*Set exercise*
Restate all the material verbatim, except for the pictures.

(Collection entries)
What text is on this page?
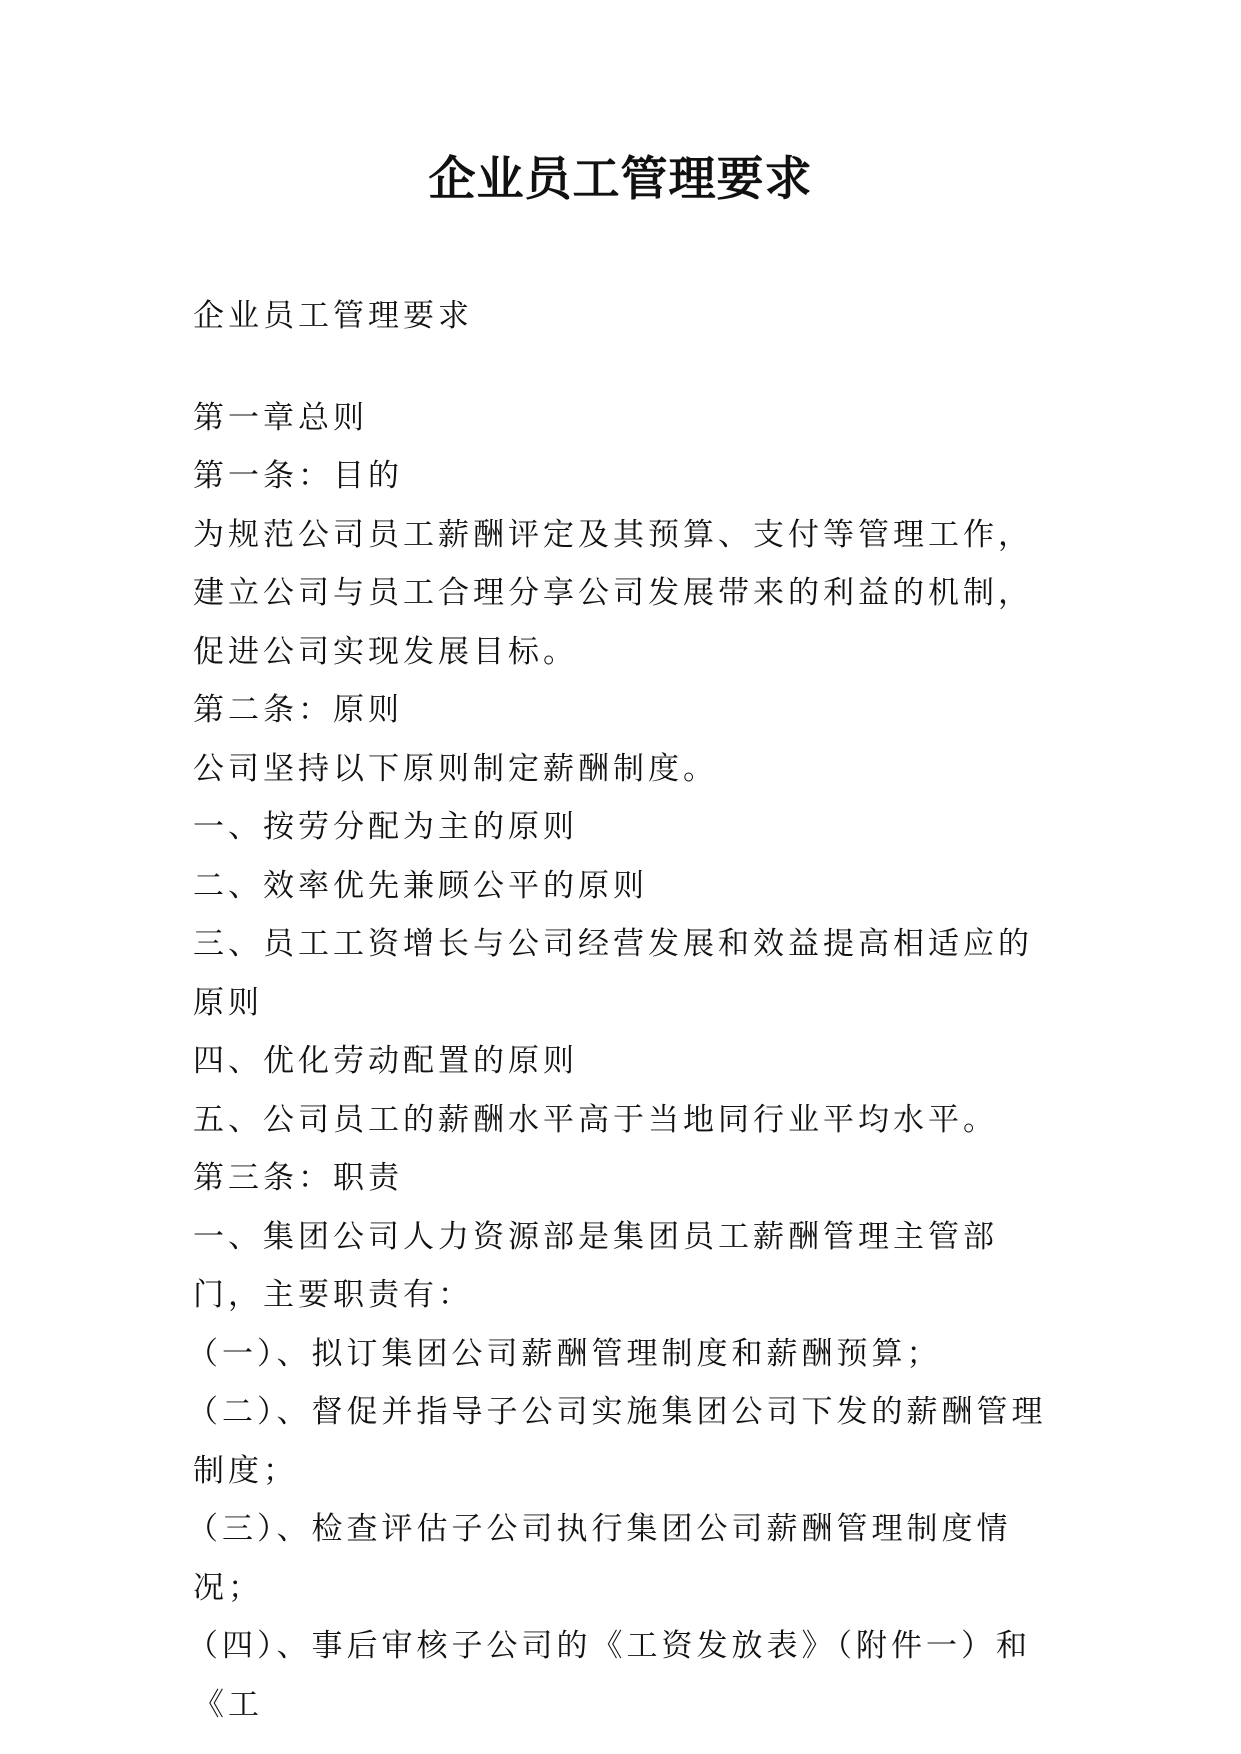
企业员工管理要求

企业员工管理要求

第一章总则

第一条：目的

为规范公司员工薪酬评定及其预算、支付等管理工作，建立公司与员工合理分享公司发展带来的利益的机制，促进公司实现发展目标。

第二条：原则

公司坚持以下原则制定薪酬制度。

一、按劳分配为主的原则

二、效率优先兼顾公平的原则

三、员工工资增长与公司经营发展和效益提高相适应的原则

四、优化劳动配置的原则

五、公司员工的薪酬水平高于当地同行业平均水平。

第三条：职责

一、集团公司人力资源部是集团员工薪酬管理主管部门，主要职责有：

（一）、拟订集团公司薪酬管理制度和薪酬预算；

（二）、督促并指导子公司实施集团公司下发的薪酬管理制度；

（三）、检查评估子公司执行集团公司薪酬管理制度情况；

（四）、事后审核子公司的《工资发放表》（附件一）和《工
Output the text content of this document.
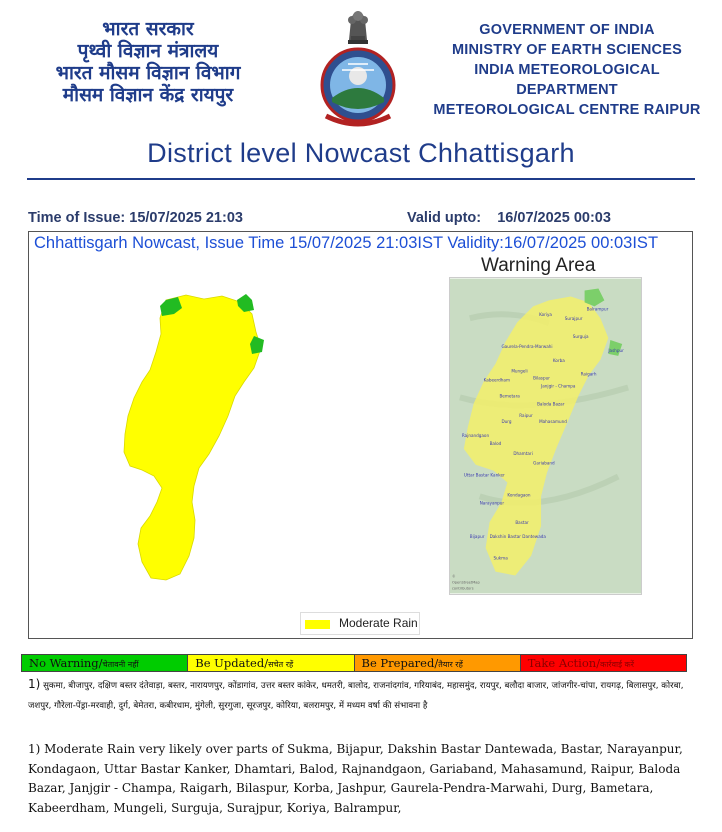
भारत सरकार
पृथ्वी विज्ञान मंत्रालय
भारत मौसम विज्ञान विभाग
मौसम विज्ञान केंद्र रायपुर
GOVERNMENT OF INDIA
MINISTRY OF EARTH SCIENCES
INDIA METEOROLOGICAL DEPARTMENT
METEOROLOGICAL CENTRE RAIPUR
District level Nowcast Chhattisgarh
Time of Issue: 15/07/2025 21:03	Valid upto: 16/07/2025 00:03
Chhattisgarh Nowcast, Issue Time 15/07/2025 21:03IST Validity:16/07/2025 00:03IST
Warning Area
Balrampur
Koriya
Surajpur
Surguja
Gaurela-Pendra-Marwahi
Jashpur
Korba
Mungeli
Kabeerdham	Bilaspur
Raigarh
Janjgir - Champa
Bemetara
Baloda Bazar
Raipur
Durg	Mahasamund
Rajnandgaon
Balod
Dhamtari
Gariaband
Uttar Bastar Kanker
Kondagaon
Narayanpur
Bastar
Bijapur Dakshin Bastar Dantewada
Sukma
©
OpenStreetMap
contributors
Moderate Rain
No Warning/चेतावनी नहीं	Be Updated/सचेत रहें	Be Prepared/तैयार रहें	Take Action/कार्रवाई करें
1) सुकमा, बीजापुर, दक्षिण बस्तर दंतेवाड़ा, बस्तर, नारायणपुर, कोंडागांव, उत्तर बस्तर कांकेर, धमतरी, बालोद, राजनांदगांव, गरियाबंद, महासमुंद, रायपुर, बलौदा बाजार, जांजगीर-चांपा, रायगढ़, बिलासपुर, कोरबा, जशपुर, गौरेला-पेंड्रा-मरवाही, दुर्ग, बेमेतरा, कबीरधाम, मुंगेली, सुरगुजा, सूरजपुर, कोरिया, बलरामपुर, में मध्यम वर्षा की संभावना है
1) Moderate Rain very likely over parts of Sukma, Bijapur, Dakshin Bastar Dantewada, Bastar, Narayanpur, Kondagaon, Uttar Bastar Kanker, Dhamtari, Balod, Rajnandgaon, Gariaband, Mahasamund, Raipur, Baloda Bazar, Janjgir - Champa, Raigarh, Bilaspur, Korba, Jashpur, Gaurela-Pendra-Marwahi, Durg, Bametara, Kabeerdham, Mungeli, Surguja, Surajpur, Koriya, Balrampur,
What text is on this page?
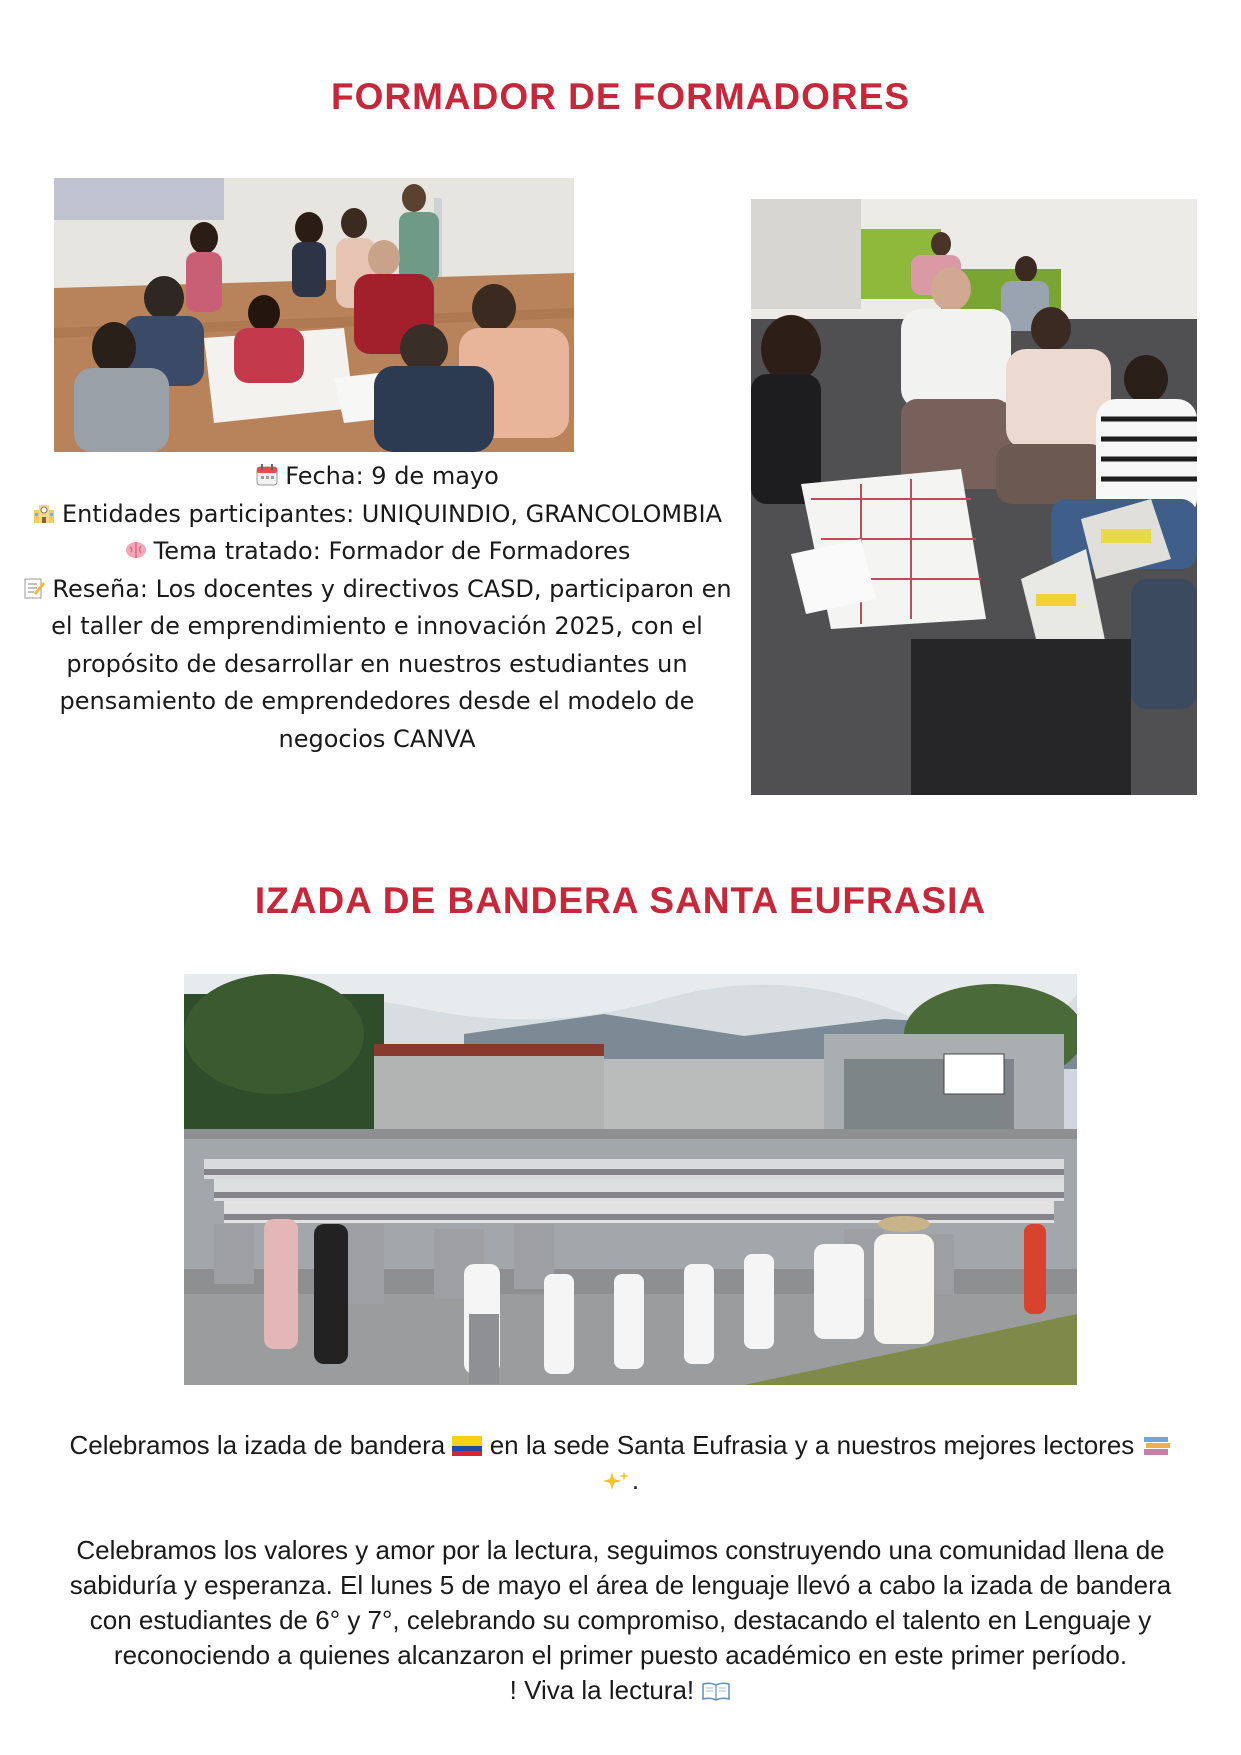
FORMADOR DE FORMADORES

Fecha: 9 de mayo

Entidades participantes: UNIQUINDIO, GRANCOLOMBIA

Tema tratado: Formador de Formadores

Reseña: Los docentes y directivos CASD, participaron en el taller de emprendimiento e innovación 2025, con el propósito de desarrollar en nuestros estudiantes un pensamiento de emprendedores desde el modelo de negocios CANVA

IZADA DE BANDERA SANTA EUFRASIA

Celebramos la izada de bandera en la sede Santa Eufrasia y a nuestros mejores lectores .

Celebramos los valores y amor por la lectura, seguimos construyendo una comunidad llena de sabiduría y esperanza. El lunes 5 de mayo el área de lenguaje llevó a cabo la izada de bandera con estudiantes de 6° y 7°, celebrando su compromiso, destacando el talento en Lenguaje y reconociendo a quienes alcanzaron el primer puesto académico en este primer período.

! Viva la lectura!
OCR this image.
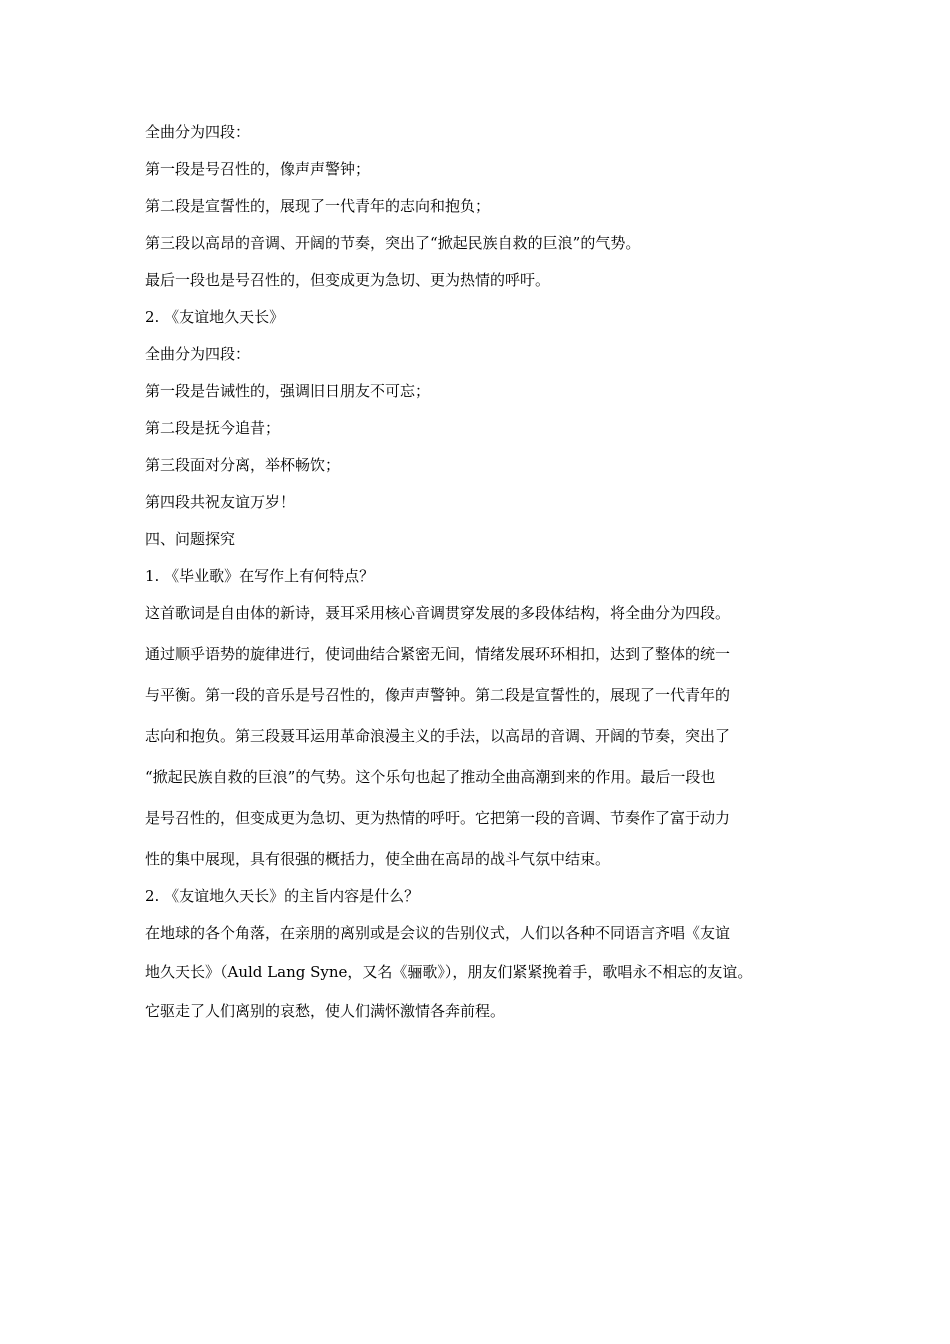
全曲分为四段：
第一段是号召性的，像声声警钟；
第二段是宣誓性的，展现了一代青年的志向和抱负；
第三段以高昂的音调、开阔的节奏，突出了“掀起民族自救的巨浪”的气势。
最后一段也是号召性的，但变成更为急切、更为热情的呼吁。
2. 《友谊地久天长》
全曲分为四段：
第一段是告诫性的，强调旧日朋友不可忘；
第二段是抚今追昔；
第三段面对分离，举杯畅饮；
第四段共祝友谊万岁！
四、问题探究
1. 《毕业歌》在写作上有何特点？
这首歌词是自由体的新诗，聂耳采用核心音调贯穿发展的多段体结构，将全曲分为四段。
通过顺乎语势的旋律进行，使词曲结合紧密无间，情绪发展环环相扣，达到了整体的统一
与平衡。第一段的音乐是号召性的，像声声警钟。第二段是宣誓性的，展现了一代青年的
志向和抱负。第三段聂耳运用革命浪漫主义的手法，以高昂的音调、开阔的节奏，突出了
“掀起民族自救的巨浪”的气势。这个乐句也起了推动全曲高潮到来的作用。最后一段也
是号召性的，但变成更为急切、更为热情的呼吁。它把第一段的音调、节奏作了富于动力
性的集中展现，具有很强的概括力，使全曲在高昂的战斗气氛中结束。
2. 《友谊地久天长》的主旨内容是什么？
在地球的各个角落，在亲朋的离别或是会议的告别仪式，人们以各种不同语言齐唱《友谊
地久天长》（Auld Lang Syne，又名《骊歌》），朋友们紧紧挽着手，歌唱永不相忘的友谊。
它驱走了人们离别的哀愁，使人们满怀激情各奔前程。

*Answer*
What text is on this page?
企业员工管理要求

企业员工管理要求

第一章总则

第一条：目的

为规范公司员工薪酬评定及其预算、支付等管理工作，建立公司与员工合理分享公司发展带来的利益的机制，促进公司实现发展目标。

第二条：原则

公司坚持以下原则制定薪酬制度。

一、按劳分配为主的原则

二、效率优先兼顾公平的原则

三、员工工资增长与公司经营发展和效益提高相适应的原则

四、优化劳动配置的原则

五、公司员工的薪酬水平高于当地同行业平均水平。

第三条：职责

一、集团公司人力资源部是集团员工薪酬管理主管部门，主要职责有：

（一）、拟订集团公司薪酬管理制度和薪酬预算；

（二）、督促并指导子公司实施集团公司下发的薪酬管理制度；

（三）、检查评估子公司执行集团公司薪酬管理制度情况；

（四）、事后审核子公司的《工资发放表》（附件一）和《工
Output the text content of this document.
भारत सरकार
पृथ्वी विज्ञान मंत्रालय
भारत मौसम विज्ञान विभाग
मौसम विज्ञान केंद्र रायपुर
GOVERNMENT OF INDIA
MINISTRY OF EARTH SCIENCES
INDIA METEOROLOGICAL DEPARTMENT
METEOROLOGICAL CENTRE RAIPUR
District level Nowcast Chhattisgarh
Time of Issue: 15/07/2025 21:03	Valid upto: 16/07/2025 00:03
Chhattisgarh Nowcast, Issue Time 15/07/2025 21:03IST Validity:16/07/2025 00:03IST
Warning Area
Balrampur
Koriya
Surajpur
Surguja
Gaurela-Pendra-Marwahi
Jashpur
Korba
Mungeli
Kabeerdham	Bilaspur
Raigarh
Janjgir - Champa
Bemetara
Baloda Bazar
Raipur
Durg	Mahasamund
Rajnandgaon
Balod
Dhamtari
Gariaband
Uttar Bastar Kanker
Kondagaon
Narayanpur
Bastar
Bijapur Dakshin Bastar Dantewada
Sukma
©
OpenStreetMap
contributors
Moderate Rain
No Warning/चेतावनी नहीं	Be Updated/सचेत रहें	Be Prepared/तैयार रहें	Take Action/कार्रवाई करें
1) सुकमा, बीजापुर, दक्षिण बस्तर दंतेवाड़ा, बस्तर, नारायणपुर, कोंडागांव, उत्तर बस्तर कांकेर, धमतरी, बालोद, राजनांदगांव, गरियाबंद, महासमुंद, रायपुर, बलौदा बाजार, जांजगीर-चांपा, रायगढ़, बिलासपुर, कोरबा, जशपुर, गौरेला-पेंड्रा-मरवाही, दुर्ग, बेमेतरा, कबीरधाम, मुंगेली, सुरगुजा, सूरजपुर, कोरिया, बलरामपुर, में मध्यम वर्षा की संभावना है
1) Moderate Rain very likely over parts of Sukma, Bijapur, Dakshin Bastar Dantewada, Bastar, Narayanpur, Kondagaon, Uttar Bastar Kanker, Dhamtari, Balod, Rajnandgaon, Gariaband, Mahasamund, Raipur, Baloda Bazar, Janjgir - Champa, Raigarh, Bilaspur, Korba, Jashpur, Gaurela-Pendra-Marwahi, Durg, Bametara, Kabeerdham, Mungeli, Surguja, Surajpur, Koriya, Balrampur,
What text is on this page?
FORMADOR DE FORMADORES

Fecha: 9 de mayo

Entidades participantes: UNIQUINDIO, GRANCOLOMBIA

Tema tratado: Formador de Formadores

Reseña: Los docentes y directivos CASD, participaron en el taller de emprendimiento e innovación 2025, con el propósito de desarrollar en nuestros estudiantes un pensamiento de emprendedores desde el modelo de negocios CANVA

IZADA DE BANDERA SANTA EUFRASIA

Celebramos la izada de bandera en la sede Santa Eufrasia y a nuestros mejores lectores .

Celebramos los valores y amor por la lectura, seguimos construyendo una comunidad llena de sabiduría y esperanza. El lunes 5 de mayo el área de lenguaje llevó a cabo la izada de bandera con estudiantes de 6° y 7°, celebrando su compromiso, destacando el talento en Lenguaje y reconociendo a quienes alcanzaron el primer puesto académico en este primer período.

! Viva la lectura!
OCR this image.
全曲分为四段：
第一段是号召性的，像声声警钟；
第二段是宣誓性的，展现了一代青年的志向和抱负；
第三段以高昂的音调、开阔的节奏，突出了“掀起民族自救的巨浪”的气势。
最后一段也是号召性的，但变成更为急切、更为热情的呼吁。
2. 《友谊地久天长》
全曲分为四段：
第一段是告诫性的，强调旧日朋友不可忘；
第二段是抚今追昔；
第三段面对分离，举杯畅饮；
第四段共祝友谊万岁！
四、问题探究
1. 《毕业歌》在写作上有何特点？
这首歌词是自由体的新诗，聂耳采用核心音调贯穿发展的多段体结构，将全曲分为四段。
通过顺乎语势的旋律进行，使词曲结合紧密无间，情绪发展环环相扣，达到了整体的统一
与平衡。第一段的音乐是号召性的，像声声警钟。第二段是宣誓性的，展现了一代青年的
志向和抱负。第三段聂耳运用革命浪漫主义的手法，以高昂的音调、开阔的节奏，突出了
“掀起民族自救的巨浪”的气势。这个乐句也起了推动全曲高潮到来的作用。最后一段也
是号召性的，但变成更为急切、更为热情的呼吁。它把第一段的音调、节奏作了富于动力
性的集中展现，具有很强的概括力，使全曲在高昂的战斗气氛中结束。
2. 《友谊地久天长》的主旨内容是什么？
在地球的各个角落，在亲朋的离别或是会议的告别仪式，人们以各种不同语言齐唱《友谊
地久天长》（Auld Lang Syne，又名《骊歌》），朋友们紧紧挽着手，歌唱永不相忘的友谊。
它驱走了人们离别的哀愁，使人们满怀激情各奔前程。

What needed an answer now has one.